> [Aim of the task]: From the entries that follow, list every line in which the string "Counterpoint" appears.
•••••
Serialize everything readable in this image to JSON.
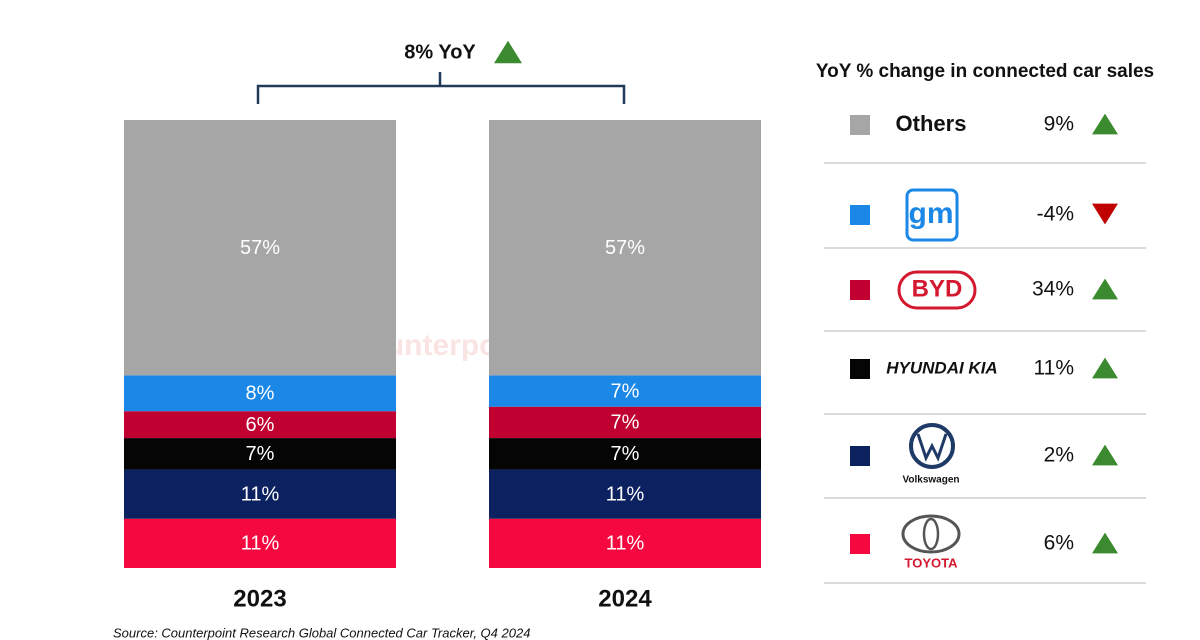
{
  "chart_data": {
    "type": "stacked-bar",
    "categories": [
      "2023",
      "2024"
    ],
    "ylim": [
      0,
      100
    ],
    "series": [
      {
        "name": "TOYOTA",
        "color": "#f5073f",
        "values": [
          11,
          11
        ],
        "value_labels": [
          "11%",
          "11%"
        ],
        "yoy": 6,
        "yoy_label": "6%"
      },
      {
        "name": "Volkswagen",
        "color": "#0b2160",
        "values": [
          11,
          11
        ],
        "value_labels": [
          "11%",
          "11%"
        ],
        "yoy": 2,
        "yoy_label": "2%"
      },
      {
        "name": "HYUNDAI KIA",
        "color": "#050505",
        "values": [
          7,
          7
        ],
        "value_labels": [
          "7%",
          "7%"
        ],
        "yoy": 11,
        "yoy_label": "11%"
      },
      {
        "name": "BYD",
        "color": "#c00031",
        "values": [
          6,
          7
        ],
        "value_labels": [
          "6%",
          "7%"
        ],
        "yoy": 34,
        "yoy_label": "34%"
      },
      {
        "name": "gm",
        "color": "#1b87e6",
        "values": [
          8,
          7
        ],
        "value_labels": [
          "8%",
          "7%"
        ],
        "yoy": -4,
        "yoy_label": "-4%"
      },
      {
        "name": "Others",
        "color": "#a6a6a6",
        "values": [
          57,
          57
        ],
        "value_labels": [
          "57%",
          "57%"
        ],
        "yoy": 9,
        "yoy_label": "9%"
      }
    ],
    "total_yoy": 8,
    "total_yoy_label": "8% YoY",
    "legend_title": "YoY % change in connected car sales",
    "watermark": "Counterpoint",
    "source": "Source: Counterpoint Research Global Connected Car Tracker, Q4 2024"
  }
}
•••••
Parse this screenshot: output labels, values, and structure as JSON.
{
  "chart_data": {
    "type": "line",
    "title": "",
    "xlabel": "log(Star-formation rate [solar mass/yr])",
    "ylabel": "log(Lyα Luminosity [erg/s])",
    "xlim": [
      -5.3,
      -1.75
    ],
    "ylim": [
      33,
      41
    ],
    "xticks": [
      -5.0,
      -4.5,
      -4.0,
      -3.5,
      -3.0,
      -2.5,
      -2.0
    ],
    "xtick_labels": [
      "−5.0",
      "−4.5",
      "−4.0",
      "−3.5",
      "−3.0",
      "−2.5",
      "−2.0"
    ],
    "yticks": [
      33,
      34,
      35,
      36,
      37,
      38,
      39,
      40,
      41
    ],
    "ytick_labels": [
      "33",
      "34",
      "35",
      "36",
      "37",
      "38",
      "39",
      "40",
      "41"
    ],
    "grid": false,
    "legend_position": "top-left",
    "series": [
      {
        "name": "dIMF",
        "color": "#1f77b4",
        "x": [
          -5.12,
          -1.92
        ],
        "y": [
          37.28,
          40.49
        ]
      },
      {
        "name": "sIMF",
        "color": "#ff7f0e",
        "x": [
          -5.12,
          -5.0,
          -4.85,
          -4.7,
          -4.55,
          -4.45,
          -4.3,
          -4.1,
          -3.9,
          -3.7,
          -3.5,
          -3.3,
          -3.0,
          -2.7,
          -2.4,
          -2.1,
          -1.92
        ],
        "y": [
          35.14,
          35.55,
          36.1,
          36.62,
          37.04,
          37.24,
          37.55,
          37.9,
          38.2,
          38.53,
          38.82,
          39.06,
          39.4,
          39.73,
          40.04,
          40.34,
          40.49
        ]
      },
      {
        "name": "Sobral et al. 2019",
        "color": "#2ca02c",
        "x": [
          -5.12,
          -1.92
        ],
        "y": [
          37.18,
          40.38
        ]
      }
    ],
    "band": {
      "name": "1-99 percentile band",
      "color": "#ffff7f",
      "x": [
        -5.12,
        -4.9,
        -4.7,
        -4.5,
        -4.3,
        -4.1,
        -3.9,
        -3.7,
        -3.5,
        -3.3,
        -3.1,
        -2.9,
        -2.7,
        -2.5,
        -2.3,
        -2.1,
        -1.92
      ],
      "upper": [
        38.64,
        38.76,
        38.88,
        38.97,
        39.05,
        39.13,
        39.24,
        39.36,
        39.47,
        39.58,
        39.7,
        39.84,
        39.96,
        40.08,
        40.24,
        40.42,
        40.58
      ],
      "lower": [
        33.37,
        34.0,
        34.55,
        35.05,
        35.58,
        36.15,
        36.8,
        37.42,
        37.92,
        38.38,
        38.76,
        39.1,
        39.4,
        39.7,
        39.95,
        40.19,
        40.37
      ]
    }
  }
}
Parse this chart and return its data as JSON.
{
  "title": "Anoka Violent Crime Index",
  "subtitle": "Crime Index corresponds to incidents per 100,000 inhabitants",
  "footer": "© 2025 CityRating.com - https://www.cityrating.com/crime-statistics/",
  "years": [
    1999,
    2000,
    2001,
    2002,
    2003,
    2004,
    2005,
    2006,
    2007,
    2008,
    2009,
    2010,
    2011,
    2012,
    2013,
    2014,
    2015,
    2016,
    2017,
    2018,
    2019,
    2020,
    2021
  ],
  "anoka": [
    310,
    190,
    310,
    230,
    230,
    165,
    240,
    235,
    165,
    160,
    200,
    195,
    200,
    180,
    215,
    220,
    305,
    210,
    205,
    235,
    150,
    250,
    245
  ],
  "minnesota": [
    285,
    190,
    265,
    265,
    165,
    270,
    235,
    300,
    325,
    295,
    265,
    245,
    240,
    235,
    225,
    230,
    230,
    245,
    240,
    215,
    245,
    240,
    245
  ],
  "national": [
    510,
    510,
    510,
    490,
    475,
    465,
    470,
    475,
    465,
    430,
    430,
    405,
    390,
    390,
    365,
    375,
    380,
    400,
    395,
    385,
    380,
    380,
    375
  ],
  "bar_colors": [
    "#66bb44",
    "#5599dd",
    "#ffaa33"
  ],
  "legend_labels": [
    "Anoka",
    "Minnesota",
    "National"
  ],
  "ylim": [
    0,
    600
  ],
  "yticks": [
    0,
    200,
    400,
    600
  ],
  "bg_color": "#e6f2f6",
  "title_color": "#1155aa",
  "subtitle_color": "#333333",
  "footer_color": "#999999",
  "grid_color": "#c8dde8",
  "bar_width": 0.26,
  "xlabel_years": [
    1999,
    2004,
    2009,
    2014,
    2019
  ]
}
•••••
> [Expected answer]:
    "watermark": "Counterpoint",
    "source": "Source: Counterpoint Research Global Connected Car Tracker, Q4 2024"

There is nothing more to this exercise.